══ Provided data ══
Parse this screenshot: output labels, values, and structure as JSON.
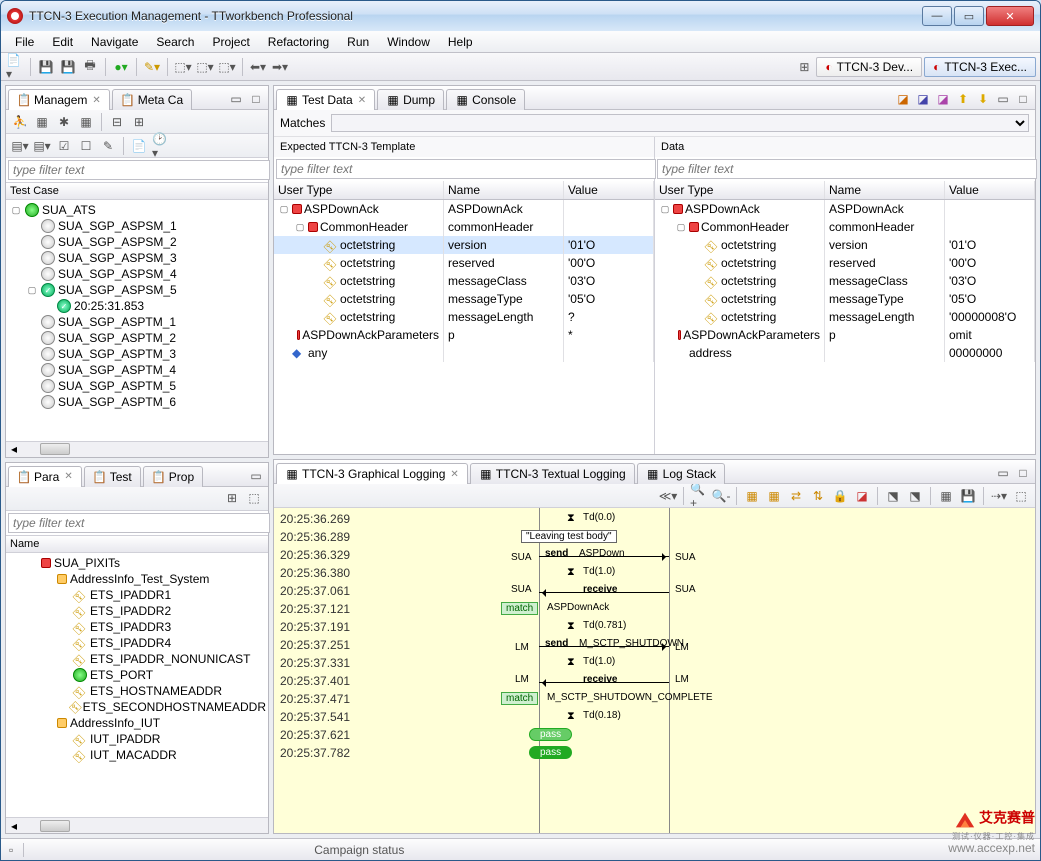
{
  "window": {
    "title": "TTCN-3 Execution Management - TTworkbench Professional"
  },
  "menu": [
    "File",
    "Edit",
    "Navigate",
    "Search",
    "Project",
    "Refactoring",
    "Run",
    "Window",
    "Help"
  ],
  "perspectives": [
    {
      "label": "TTCN-3 Dev...",
      "active": false
    },
    {
      "label": "TTCN-3 Exec...",
      "active": true
    }
  ],
  "managem": {
    "tabs": [
      {
        "label": "Managem",
        "active": true
      },
      {
        "label": "Meta Ca",
        "active": false
      }
    ],
    "filter_placeholder": "type filter text",
    "header": "Test Case",
    "tree": [
      {
        "l": 0,
        "twist": "▢",
        "ico": "green",
        "label": "SUA_ATS"
      },
      {
        "l": 1,
        "twist": "",
        "ico": "ball",
        "label": "SUA_SGP_ASPSM_1"
      },
      {
        "l": 1,
        "twist": "",
        "ico": "ball",
        "label": "SUA_SGP_ASPSM_2"
      },
      {
        "l": 1,
        "twist": "",
        "ico": "ball",
        "label": "SUA_SGP_ASPSM_3"
      },
      {
        "l": 1,
        "twist": "",
        "ico": "ball",
        "label": "SUA_SGP_ASPSM_4"
      },
      {
        "l": 1,
        "twist": "▢",
        "ico": "pass",
        "label": "SUA_SGP_ASPSM_5"
      },
      {
        "l": 2,
        "twist": "",
        "ico": "pass",
        "label": "20:25:31.853"
      },
      {
        "l": 1,
        "twist": "",
        "ico": "ball",
        "label": "SUA_SGP_ASPTM_1"
      },
      {
        "l": 1,
        "twist": "",
        "ico": "ball",
        "label": "SUA_SGP_ASPTM_2"
      },
      {
        "l": 1,
        "twist": "",
        "ico": "ball",
        "label": "SUA_SGP_ASPTM_3"
      },
      {
        "l": 1,
        "twist": "",
        "ico": "ball",
        "label": "SUA_SGP_ASPTM_4"
      },
      {
        "l": 1,
        "twist": "",
        "ico": "ball",
        "label": "SUA_SGP_ASPTM_5"
      },
      {
        "l": 1,
        "twist": "",
        "ico": "ball",
        "label": "SUA_SGP_ASPTM_6"
      }
    ]
  },
  "para": {
    "tabs": [
      {
        "label": "Para",
        "active": true
      },
      {
        "label": "Test",
        "active": false
      },
      {
        "label": "Prop",
        "active": false
      }
    ],
    "filter_placeholder": "type filter text",
    "header": "Name",
    "tree": [
      {
        "l": 1,
        "ico": "red",
        "label": "SUA_PIXITs"
      },
      {
        "l": 2,
        "ico": "yellow",
        "label": "AddressInfo_Test_System"
      },
      {
        "l": 3,
        "ico": "key",
        "label": "ETS_IPADDR1"
      },
      {
        "l": 3,
        "ico": "key",
        "label": "ETS_IPADDR2"
      },
      {
        "l": 3,
        "ico": "key",
        "label": "ETS_IPADDR3"
      },
      {
        "l": 3,
        "ico": "key",
        "label": "ETS_IPADDR4"
      },
      {
        "l": 3,
        "ico": "key",
        "label": "ETS_IPADDR_NONUNICAST"
      },
      {
        "l": 3,
        "ico": "green",
        "label": "ETS_PORT"
      },
      {
        "l": 3,
        "ico": "key",
        "label": "ETS_HOSTNAMEADDR"
      },
      {
        "l": 3,
        "ico": "key",
        "label": "ETS_SECONDHOSTNAMEADDR"
      },
      {
        "l": 2,
        "ico": "yellow",
        "label": "AddressInfo_IUT"
      },
      {
        "l": 3,
        "ico": "key",
        "label": "IUT_IPADDR"
      },
      {
        "l": 3,
        "ico": "key",
        "label": "IUT_MACADDR"
      }
    ]
  },
  "testdata": {
    "tabs": [
      {
        "label": "Test Data",
        "active": true
      },
      {
        "label": "Dump",
        "active": false
      },
      {
        "label": "Console",
        "active": false
      }
    ],
    "matches_label": "Matches",
    "left_title": "Expected TTCN-3 Template",
    "right_title": "Data",
    "filter_placeholder": "type filter text",
    "cols": [
      "User Type",
      "Name",
      "Value"
    ],
    "left_rows": [
      {
        "l": 0,
        "twist": "▢",
        "ico": "red",
        "type": "ASPDownAck",
        "name": "ASPDownAck",
        "value": "",
        "sel": false
      },
      {
        "l": 1,
        "twist": "▢",
        "ico": "red",
        "type": "CommonHeader",
        "name": "commonHeader",
        "value": "",
        "sel": false
      },
      {
        "l": 2,
        "twist": "",
        "ico": "key",
        "type": "octetstring",
        "name": "version",
        "value": "'01'O",
        "sel": true
      },
      {
        "l": 2,
        "twist": "",
        "ico": "key",
        "type": "octetstring",
        "name": "reserved",
        "value": "'00'O",
        "sel": false
      },
      {
        "l": 2,
        "twist": "",
        "ico": "key",
        "type": "octetstring",
        "name": "messageClass",
        "value": "'03'O",
        "sel": false
      },
      {
        "l": 2,
        "twist": "",
        "ico": "key",
        "type": "octetstring",
        "name": "messageType",
        "value": "'05'O",
        "sel": false
      },
      {
        "l": 2,
        "twist": "",
        "ico": "key",
        "type": "octetstring",
        "name": "messageLength",
        "value": "?",
        "sel": false
      },
      {
        "l": 1,
        "twist": "",
        "ico": "red",
        "type": "ASPDownAckParameters",
        "name": "p",
        "value": "*",
        "sel": false
      },
      {
        "l": 0,
        "twist": "",
        "ico": "dot",
        "type": "any",
        "name": "",
        "value": "",
        "sel": false
      }
    ],
    "right_rows": [
      {
        "l": 0,
        "twist": "▢",
        "ico": "red",
        "type": "ASPDownAck",
        "name": "ASPDownAck",
        "value": ""
      },
      {
        "l": 1,
        "twist": "▢",
        "ico": "red",
        "type": "CommonHeader",
        "name": "commonHeader",
        "value": ""
      },
      {
        "l": 2,
        "twist": "",
        "ico": "key",
        "type": "octetstring",
        "name": "version",
        "value": "'01'O"
      },
      {
        "l": 2,
        "twist": "",
        "ico": "key",
        "type": "octetstring",
        "name": "reserved",
        "value": "'00'O"
      },
      {
        "l": 2,
        "twist": "",
        "ico": "key",
        "type": "octetstring",
        "name": "messageClass",
        "value": "'03'O"
      },
      {
        "l": 2,
        "twist": "",
        "ico": "key",
        "type": "octetstring",
        "name": "messageType",
        "value": "'05'O"
      },
      {
        "l": 2,
        "twist": "",
        "ico": "key",
        "type": "octetstring",
        "name": "messageLength",
        "value": "'00000008'O"
      },
      {
        "l": 1,
        "twist": "",
        "ico": "red",
        "type": "ASPDownAckParameters",
        "name": "p",
        "value": "omit"
      },
      {
        "l": 0,
        "twist": "",
        "ico": "",
        "type": "address",
        "name": "",
        "value": "00000000"
      }
    ]
  },
  "logging": {
    "tabs": [
      {
        "label": "TTCN-3 Graphical Logging",
        "active": true
      },
      {
        "label": "TTCN-3 Textual Logging",
        "active": false
      },
      {
        "label": "Log Stack",
        "active": false
      }
    ],
    "timestamps": [
      "20:25:36.269",
      "20:25:36.289",
      "20:25:36.329",
      "20:25:36.380",
      "20:25:37.061",
      "20:25:37.121",
      "20:25:37.191",
      "20:25:37.251",
      "20:25:37.331",
      "20:25:37.401",
      "20:25:37.471",
      "20:25:37.541",
      "20:25:37.621",
      "20:25:37.782"
    ],
    "lane_labels": {
      "left": "SUA",
      "right": "SUA",
      "lm_left": "LM",
      "lm_right": "LM"
    },
    "events": {
      "td00": "Td(0.0)",
      "leaving": "\"Leaving test body\"",
      "send_aspdown_l": "send",
      "send_aspdown_r": "ASPDown",
      "td10": "Td(1.0)",
      "receive": "receive",
      "match": "match",
      "aspdownack": "ASPDownAck",
      "td0781": "Td(0.781)",
      "send_sctp_l": "send",
      "send_sctp_r": "M_SCTP_SHUTDOWN",
      "td10b": "Td(1.0)",
      "receive2": "receive",
      "match2": "match",
      "sctp_complete": "M_SCTP_SHUTDOWN_COMPLETE",
      "td018": "Td(0.18)",
      "pass": "pass",
      "pass2": "pass"
    },
    "colors": {
      "bg": "#ffffd8",
      "match_bg": "#d0f0d0",
      "pass_bg": "#66cc66"
    }
  },
  "status": {
    "label": "Campaign status"
  },
  "watermark": {
    "brand": "艾克赛普",
    "sub": "测试·仪器·工控·集成",
    "url": "www.accexp.net"
  }
}
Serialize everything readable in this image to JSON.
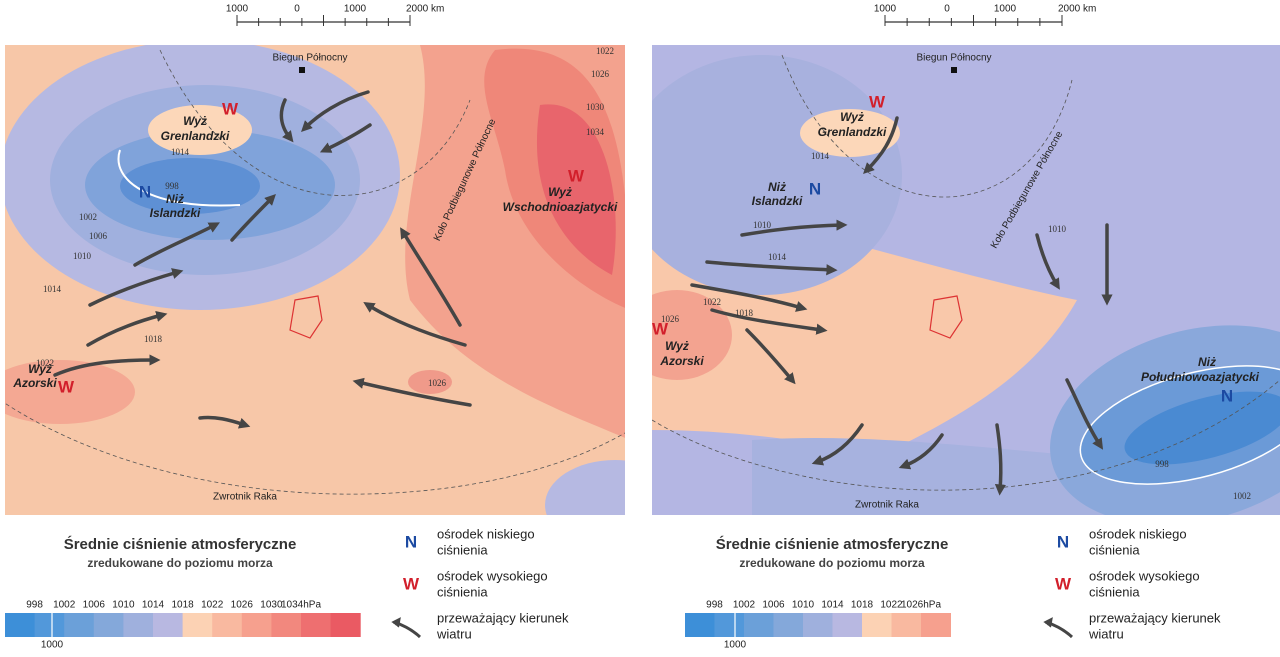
═══
(What is required)
Copy every line above that holds the word "this".

(Exercise output)
Parse this screenshot: output labels, values, and structure as JSON.
Serialize everything readable in this image to JSON.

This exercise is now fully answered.